GIVEN INSTRUCTION: Reproduce all of the records exactly.

Lines of data:

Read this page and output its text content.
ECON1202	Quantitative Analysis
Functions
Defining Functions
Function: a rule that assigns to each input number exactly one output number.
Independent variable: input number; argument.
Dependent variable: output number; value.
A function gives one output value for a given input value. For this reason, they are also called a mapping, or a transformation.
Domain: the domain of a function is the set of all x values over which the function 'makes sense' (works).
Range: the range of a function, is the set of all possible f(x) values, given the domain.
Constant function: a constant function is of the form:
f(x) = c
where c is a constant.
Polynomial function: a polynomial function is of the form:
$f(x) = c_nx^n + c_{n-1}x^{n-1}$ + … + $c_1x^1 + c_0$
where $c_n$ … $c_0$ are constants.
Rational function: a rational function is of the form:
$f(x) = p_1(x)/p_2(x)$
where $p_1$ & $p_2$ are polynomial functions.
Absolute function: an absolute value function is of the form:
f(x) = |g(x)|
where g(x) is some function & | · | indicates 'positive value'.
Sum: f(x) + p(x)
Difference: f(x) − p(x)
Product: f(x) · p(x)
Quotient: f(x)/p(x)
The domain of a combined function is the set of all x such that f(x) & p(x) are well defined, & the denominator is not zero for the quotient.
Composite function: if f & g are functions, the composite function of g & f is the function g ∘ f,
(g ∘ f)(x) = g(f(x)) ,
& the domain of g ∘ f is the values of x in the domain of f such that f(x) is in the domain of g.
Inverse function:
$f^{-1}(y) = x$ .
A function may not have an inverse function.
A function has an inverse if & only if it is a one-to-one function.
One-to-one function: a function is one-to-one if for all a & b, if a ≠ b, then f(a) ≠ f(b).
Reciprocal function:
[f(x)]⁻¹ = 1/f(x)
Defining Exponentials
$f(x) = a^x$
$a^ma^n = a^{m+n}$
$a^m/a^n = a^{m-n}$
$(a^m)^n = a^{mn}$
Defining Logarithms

RESULT OF THIS TASK:
Read this page and output its text content.
ECON1202	Quantitative Analysis
Functions
Defining Functions
Function: a rule that assigns to each input number exactly one output number.
Independent variable: input number; argument.
Dependent variable: output number; value.
A function gives one output value for a given input value. For this reason, they are also called a mapping, or a transformation.
Domain: the domain of a function is the set of all x values over which the function 'makes sense' (works).
Range: the range of a function, is the set of all possible f(x) values, given the domain.
Constant function: a constant function is of the form:
f(x) = c
where c is a constant.
Polynomial function: a polynomial function is of the form:
$f(x) = c_nx^n + c_{n-1}x^{n-1}$ + … + $c_1x^1 + c_0$
where $c_n$ … $c_0$ are constants.
Rational function: a rational function is of the form:
$f(x) = p_1(x)/p_2(x)$
where $p_1$ & $p_2$ are polynomial functions.
Absolute function: an absolute value function is of the form:
f(x) = |g(x)|
where g(x) is some function & | · | indicates 'positive value'.
Sum: f(x) + p(x)
Difference: f(x) − p(x)
Product: f(x) · p(x)
Quotient: f(x)/p(x)
The domain of a combined function is the set of all x such that f(x) & p(x) are well defined, & the denominator is not zero for the quotient.
Composite function: if f & g are functions, the composite function of g & f is the function g ∘ f,
(g ∘ f)(x) = g(f(x)) ,
& the domain of g ∘ f is the values of x in the domain of f such that f(x) is in the domain of g.
Inverse function:
$f^{-1}(y) = x$ .
A function may not have an inverse function.
A function has an inverse if & only if it is a one-to-one function.
One-to-one function: a function is one-to-one if for all a & b, if a ≠ b, then f(a) ≠ f(b).
Reciprocal function:
[f(x)]⁻¹ = 1/f(x)
Defining Exponentials
$f(x) = a^x$
$a^ma^n = a^{m+n}$
$a^m/a^n = a^{m-n}$
$(a^m)^n = a^{mn}$
Defining Logarithms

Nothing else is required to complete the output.